YOUR GOAL: Please state how many lines of the records below contain the string "impacted", counting only matches in the same case. Reply with the number alone.

☆ ☆ ☆ ☆ ☆

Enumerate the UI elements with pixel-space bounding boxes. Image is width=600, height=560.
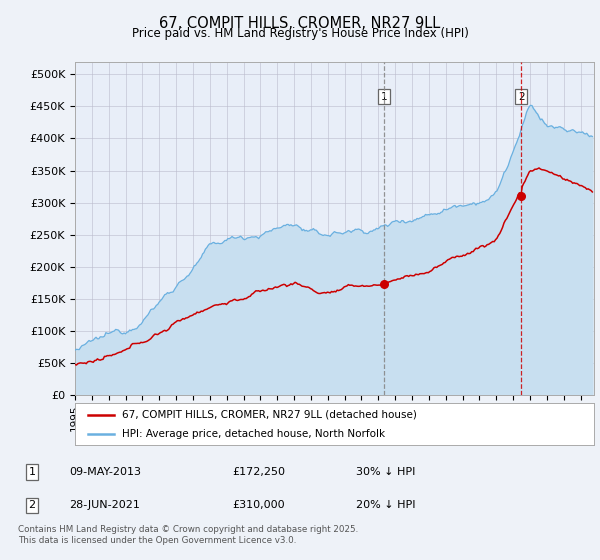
Text: 67, COMPIT HILLS, CROMER, NR27 9LL: 67, COMPIT HILLS, CROMER, NR27 9LL xyxy=(160,16,440,31)
Text: £172,250: £172,250 xyxy=(232,467,286,477)
Text: 2: 2 xyxy=(518,92,524,101)
Text: 20% ↓ HPI: 20% ↓ HPI xyxy=(356,500,416,510)
Text: 30% ↓ HPI: 30% ↓ HPI xyxy=(356,467,416,477)
Text: 67, COMPIT HILLS, CROMER, NR27 9LL (detached house): 67, COMPIT HILLS, CROMER, NR27 9LL (deta… xyxy=(122,409,416,419)
Text: 1: 1 xyxy=(29,467,35,477)
Text: 09-MAY-2013: 09-MAY-2013 xyxy=(69,467,141,477)
Text: Contains HM Land Registry data © Crown copyright and database right 2025.
This d: Contains HM Land Registry data © Crown c… xyxy=(18,525,358,545)
Text: Price paid vs. HM Land Registry's House Price Index (HPI): Price paid vs. HM Land Registry's House … xyxy=(131,27,469,40)
Text: HPI: Average price, detached house, North Norfolk: HPI: Average price, detached house, Nort… xyxy=(122,429,385,439)
Text: 1: 1 xyxy=(381,92,388,101)
Text: 28-JUN-2021: 28-JUN-2021 xyxy=(69,500,140,510)
Text: £310,000: £310,000 xyxy=(232,500,285,510)
Text: 2: 2 xyxy=(29,500,35,510)
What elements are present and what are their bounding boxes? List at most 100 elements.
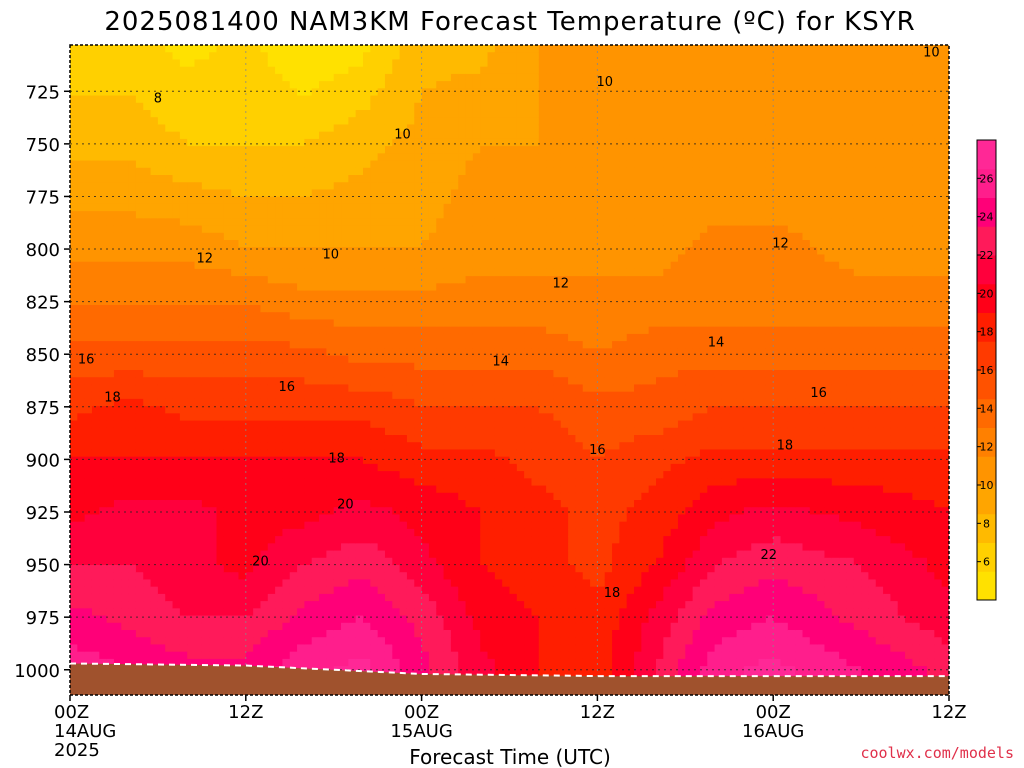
field-cell [275,427,284,436]
field-cell [333,536,342,544]
field-cell [370,240,379,248]
field-cell [341,391,349,400]
field-cell [223,362,232,371]
field-cell [348,536,357,544]
field-cell [326,644,335,653]
field-cell [179,622,188,631]
field-cell [370,225,379,234]
field-cell [179,131,188,140]
field-cell [297,102,305,111]
field-cell [128,160,137,169]
field-cell [77,644,86,653]
field-cell [157,276,166,284]
field-cell [179,521,188,530]
field-cell [77,449,86,458]
field-cell [91,478,100,487]
field-cell [260,95,269,104]
field-cell [231,435,240,443]
field-cell [311,182,320,191]
field-cell [121,528,130,537]
field-cell [355,117,364,126]
field-cell [128,297,137,306]
field-cell [113,348,122,357]
field-cell [231,471,240,479]
field-cell [414,124,423,133]
field-cell [406,377,415,386]
field-cell [399,333,408,342]
field-cell [392,463,401,472]
field-cell [363,102,371,111]
field-cell [414,384,423,393]
field-cell [311,413,320,422]
field-cell [289,492,298,501]
field-cell [341,268,349,277]
field-cell [113,305,122,313]
field-cell [406,485,415,494]
field-cell [465,391,474,400]
field-cell [428,391,437,400]
field-cell [341,102,349,111]
field-cell [128,175,137,183]
field-cell [282,196,291,205]
field-cell [414,557,423,566]
field-cell [297,456,305,465]
field-cell [106,102,115,111]
field-cell [238,290,247,299]
field-cell [128,290,137,299]
field-cell [392,66,401,75]
field-cell [84,644,93,653]
field-cell [428,543,437,552]
field-cell [414,203,423,212]
field-cell [187,528,196,537]
field-cell [311,463,320,472]
field-cell [179,88,188,97]
field-cell [157,66,166,75]
field-cell [157,333,166,342]
field-cell [472,153,481,162]
field-cell [113,420,122,429]
field-cell [165,131,174,140]
field-cell [326,268,335,277]
field-cell [326,543,335,552]
field-cell [289,442,298,451]
field-cell [209,355,218,364]
field-cell [458,536,467,544]
field-cell [465,435,474,443]
field-cell [370,254,379,263]
field-cell [260,45,269,53]
field-cell [260,88,269,97]
field-cell [135,442,144,451]
field-cell [216,124,225,133]
field-cell [128,413,137,422]
field-cell [399,500,408,508]
field-cell [260,348,269,357]
field-cell [135,138,144,147]
field-cell [77,73,86,82]
field-cell [428,630,437,638]
field-cell [275,110,284,118]
field-cell [194,420,203,429]
field-cell [297,225,305,234]
field-cell [128,45,137,53]
field-cell [333,398,342,407]
field-cell [319,586,327,595]
field-cell [282,362,291,371]
field-cell [428,45,437,53]
field-cell [275,536,284,544]
field-cell [319,341,327,349]
field-cell [121,514,130,523]
field-cell [260,557,269,566]
field-cell [201,615,210,624]
field-cell [84,550,93,559]
field-cell [121,355,130,364]
field-cell [289,413,298,422]
field-cell [165,261,174,270]
field-cell [341,507,349,516]
field-cell [377,59,386,68]
field-cell [253,189,262,198]
field-cell [436,88,445,97]
field-cell [326,240,335,248]
field-cell [392,413,401,422]
field-cell [319,521,327,530]
field-cell [106,435,115,443]
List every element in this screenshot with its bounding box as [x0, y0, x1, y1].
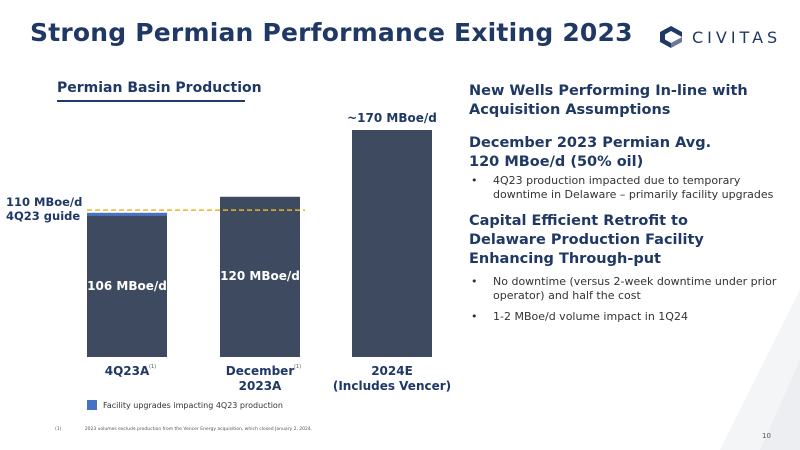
data-label-december: 120 MBoe/d [220, 269, 300, 283]
logo-text: CIVITAS [692, 27, 782, 47]
section-heading-new-wells: New Wells Performing In-line with Acquis… [469, 83, 748, 118]
category-label-2: December [226, 364, 295, 378]
company-logo: CIVITAS [658, 24, 781, 50]
footnote-marker: (1) [55, 427, 62, 432]
bar-segment-facility-1 [87, 212, 167, 216]
bullet-item: No downtime (versus 2-week downtime unde… [469, 275, 787, 303]
bar-3 [352, 130, 432, 357]
chart-title-underline [57, 100, 245, 102]
footnote: (1) 2023 volumes exclude production from… [55, 427, 312, 432]
data-label-4q23: 106 MBoe/d [87, 279, 167, 293]
category-label-2: 2023A [239, 379, 282, 393]
chart-title: Permian Basin Production [57, 80, 262, 96]
section-heading-december: December 2023 Permian Avg. 120 MBoe/d (5… [469, 135, 712, 170]
category-footnote-marker-1: (1) [149, 364, 156, 370]
page-title: Strong Permian Performance Exiting 2023 [30, 18, 633, 47]
section-december-2023: December 2023 Permian Avg. 120 MBoe/d (5… [469, 134, 787, 202]
bar-1 [87, 215, 167, 357]
category-label-3: (Includes Vencer) [333, 379, 451, 393]
bullet-item: 4Q23 production impacted due to temporar… [469, 174, 787, 202]
december-bullets: 4Q23 production impacted due to temporar… [469, 174, 787, 202]
bullet-item: 1-2 MBoe/d volume impact in 1Q24 [469, 310, 787, 324]
background-decoration [720, 290, 800, 450]
section-heading-retrofit: Capital Efficient Retrofit to Delaware P… [469, 213, 704, 267]
data-label-2024e: ~170 MBoe/d [347, 111, 437, 125]
category-footnote-marker-2: (1) [294, 364, 301, 370]
guide-label-text: 4Q23 guide [6, 209, 80, 223]
category-label-3: 2024E [371, 364, 413, 378]
bar-2 [220, 196, 300, 357]
guide-label-value: 110 MBoe/d [6, 195, 82, 209]
legend-swatch-facility [87, 400, 97, 410]
category-label-1: 4Q23A [105, 364, 150, 378]
right-panel: New Wells Performing In-line with Acquis… [469, 82, 787, 331]
footnote-text: 2023 volumes exclude production from the… [84, 427, 313, 432]
page-number: 10 [762, 432, 771, 440]
retrofit-bullets: No downtime (versus 2-week downtime unde… [469, 275, 787, 324]
legend-label-facility: Facility upgrades impacting 4Q23 product… [103, 400, 283, 410]
chart-legend: Facility upgrades impacting 4Q23 product… [87, 400, 283, 410]
section-retrofit: Capital Efficient Retrofit to Delaware P… [469, 212, 787, 324]
civitas-logo-icon [660, 26, 682, 48]
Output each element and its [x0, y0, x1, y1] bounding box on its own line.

☆ ☆ ☆ ☆ ☆

IN RESPONSE: 2